** start RECORD SET **
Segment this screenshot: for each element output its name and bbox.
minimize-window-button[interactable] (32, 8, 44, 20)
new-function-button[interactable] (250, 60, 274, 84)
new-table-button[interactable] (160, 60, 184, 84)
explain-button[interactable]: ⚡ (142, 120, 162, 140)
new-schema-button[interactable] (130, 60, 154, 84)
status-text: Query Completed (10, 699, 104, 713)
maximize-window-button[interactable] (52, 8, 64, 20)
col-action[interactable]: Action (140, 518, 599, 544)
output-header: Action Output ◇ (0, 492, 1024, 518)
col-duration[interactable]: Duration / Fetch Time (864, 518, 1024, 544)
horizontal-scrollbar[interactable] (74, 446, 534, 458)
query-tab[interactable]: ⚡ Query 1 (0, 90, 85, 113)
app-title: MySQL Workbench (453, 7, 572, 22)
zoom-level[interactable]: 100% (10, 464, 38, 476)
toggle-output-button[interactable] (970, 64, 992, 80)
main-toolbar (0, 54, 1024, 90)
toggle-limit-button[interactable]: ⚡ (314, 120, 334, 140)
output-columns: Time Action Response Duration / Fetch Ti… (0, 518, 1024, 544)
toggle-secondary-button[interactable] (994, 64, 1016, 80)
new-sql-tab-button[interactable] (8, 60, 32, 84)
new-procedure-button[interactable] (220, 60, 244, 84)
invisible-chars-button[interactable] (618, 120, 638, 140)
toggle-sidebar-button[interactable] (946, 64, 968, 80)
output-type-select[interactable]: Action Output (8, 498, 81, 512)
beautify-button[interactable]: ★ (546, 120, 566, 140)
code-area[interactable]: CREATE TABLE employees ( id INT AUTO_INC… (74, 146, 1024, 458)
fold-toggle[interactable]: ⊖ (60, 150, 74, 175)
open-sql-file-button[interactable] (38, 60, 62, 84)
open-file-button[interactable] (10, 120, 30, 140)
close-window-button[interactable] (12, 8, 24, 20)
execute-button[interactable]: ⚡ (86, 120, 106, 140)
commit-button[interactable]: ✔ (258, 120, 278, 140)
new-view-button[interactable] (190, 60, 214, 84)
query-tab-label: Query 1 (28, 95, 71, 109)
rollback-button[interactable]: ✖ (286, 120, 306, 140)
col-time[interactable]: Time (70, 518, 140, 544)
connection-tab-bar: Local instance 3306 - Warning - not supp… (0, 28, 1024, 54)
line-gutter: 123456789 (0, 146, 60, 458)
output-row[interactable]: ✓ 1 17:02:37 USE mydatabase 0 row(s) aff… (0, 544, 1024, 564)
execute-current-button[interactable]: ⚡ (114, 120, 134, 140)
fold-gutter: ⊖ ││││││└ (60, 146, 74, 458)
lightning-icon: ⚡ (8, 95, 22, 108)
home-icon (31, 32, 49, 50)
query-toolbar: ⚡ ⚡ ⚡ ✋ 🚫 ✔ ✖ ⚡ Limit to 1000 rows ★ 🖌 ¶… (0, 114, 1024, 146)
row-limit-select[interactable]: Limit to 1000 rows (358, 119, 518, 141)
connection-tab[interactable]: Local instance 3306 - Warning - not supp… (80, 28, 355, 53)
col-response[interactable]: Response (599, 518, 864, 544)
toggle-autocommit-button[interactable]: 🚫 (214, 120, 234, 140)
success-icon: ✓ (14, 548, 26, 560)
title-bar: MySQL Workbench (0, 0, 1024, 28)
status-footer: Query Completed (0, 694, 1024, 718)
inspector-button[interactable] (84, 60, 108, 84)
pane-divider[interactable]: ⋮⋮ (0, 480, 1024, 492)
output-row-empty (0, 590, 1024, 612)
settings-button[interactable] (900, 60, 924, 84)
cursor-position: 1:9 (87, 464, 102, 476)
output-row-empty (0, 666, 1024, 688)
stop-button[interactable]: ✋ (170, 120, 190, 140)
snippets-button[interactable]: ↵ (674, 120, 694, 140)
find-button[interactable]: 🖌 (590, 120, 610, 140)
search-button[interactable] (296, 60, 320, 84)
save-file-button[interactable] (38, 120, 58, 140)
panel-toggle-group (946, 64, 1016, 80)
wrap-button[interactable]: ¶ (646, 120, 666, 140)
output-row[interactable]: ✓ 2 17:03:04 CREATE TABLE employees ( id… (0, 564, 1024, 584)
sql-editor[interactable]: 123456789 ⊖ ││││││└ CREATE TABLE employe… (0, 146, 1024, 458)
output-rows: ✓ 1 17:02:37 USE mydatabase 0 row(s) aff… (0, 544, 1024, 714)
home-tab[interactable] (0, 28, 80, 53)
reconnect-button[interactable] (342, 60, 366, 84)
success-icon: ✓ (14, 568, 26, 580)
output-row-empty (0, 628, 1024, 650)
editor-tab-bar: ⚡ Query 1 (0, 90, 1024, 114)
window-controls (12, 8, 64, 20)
** end RECORD SET **
* _YOUR INSTRUCTIONS_
Please rewrite the stretch from the start of the records through the line containing "home-icon (31, 32, 49, 50)", changing "window" to "frame" and leaving everything else as it is.

* _PROBLEM SOLUTION_
Segment this screenshot: for each element output its name and bbox.
minimize-frame-button[interactable] (32, 8, 44, 20)
new-function-button[interactable] (250, 60, 274, 84)
new-table-button[interactable] (160, 60, 184, 84)
explain-button[interactable]: ⚡ (142, 120, 162, 140)
new-schema-button[interactable] (130, 60, 154, 84)
status-text: Query Completed (10, 699, 104, 713)
maximize-frame-button[interactable] (52, 8, 64, 20)
col-action[interactable]: Action (140, 518, 599, 544)
output-header: Action Output ◇ (0, 492, 1024, 518)
col-duration[interactable]: Duration / Fetch Time (864, 518, 1024, 544)
horizontal-scrollbar[interactable] (74, 446, 534, 458)
query-tab[interactable]: ⚡ Query 1 (0, 90, 85, 113)
app-title: MySQL Workbench (453, 7, 572, 22)
zoom-level[interactable]: 100% (10, 464, 38, 476)
toggle-output-button[interactable] (970, 64, 992, 80)
main-toolbar (0, 54, 1024, 90)
toggle-limit-button[interactable]: ⚡ (314, 120, 334, 140)
output-columns: Time Action Response Duration / Fetch Ti… (0, 518, 1024, 544)
toggle-secondary-button[interactable] (994, 64, 1016, 80)
new-sql-tab-button[interactable] (8, 60, 32, 84)
new-procedure-button[interactable] (220, 60, 244, 84)
invisible-chars-button[interactable] (618, 120, 638, 140)
toggle-sidebar-button[interactable] (946, 64, 968, 80)
output-type-select[interactable]: Action Output (8, 498, 81, 512)
beautify-button[interactable]: ★ (546, 120, 566, 140)
code-area[interactable]: CREATE TABLE employees ( id INT AUTO_INC… (74, 146, 1024, 458)
fold-toggle[interactable]: ⊖ (60, 150, 74, 175)
open-sql-file-button[interactable] (38, 60, 62, 84)
open-file-button[interactable] (10, 120, 30, 140)
close-frame-button[interactable] (12, 8, 24, 20)
execute-button[interactable]: ⚡ (86, 120, 106, 140)
commit-button[interactable]: ✔ (258, 120, 278, 140)
new-view-button[interactable] (190, 60, 214, 84)
query-tab-label: Query 1 (28, 95, 71, 109)
rollback-button[interactable]: ✖ (286, 120, 306, 140)
col-time[interactable]: Time (70, 518, 140, 544)
connection-tab-bar: Local instance 3306 - Warning - not supp… (0, 28, 1024, 54)
line-gutter: 123456789 (0, 146, 60, 458)
output-row[interactable]: ✓ 1 17:02:37 USE mydatabase 0 row(s) aff… (0, 544, 1024, 564)
execute-current-button[interactable]: ⚡ (114, 120, 134, 140)
fold-gutter: ⊖ ││││││└ (60, 146, 74, 458)
lightning-icon: ⚡ (8, 95, 22, 108)
home-icon (31, 32, 49, 50)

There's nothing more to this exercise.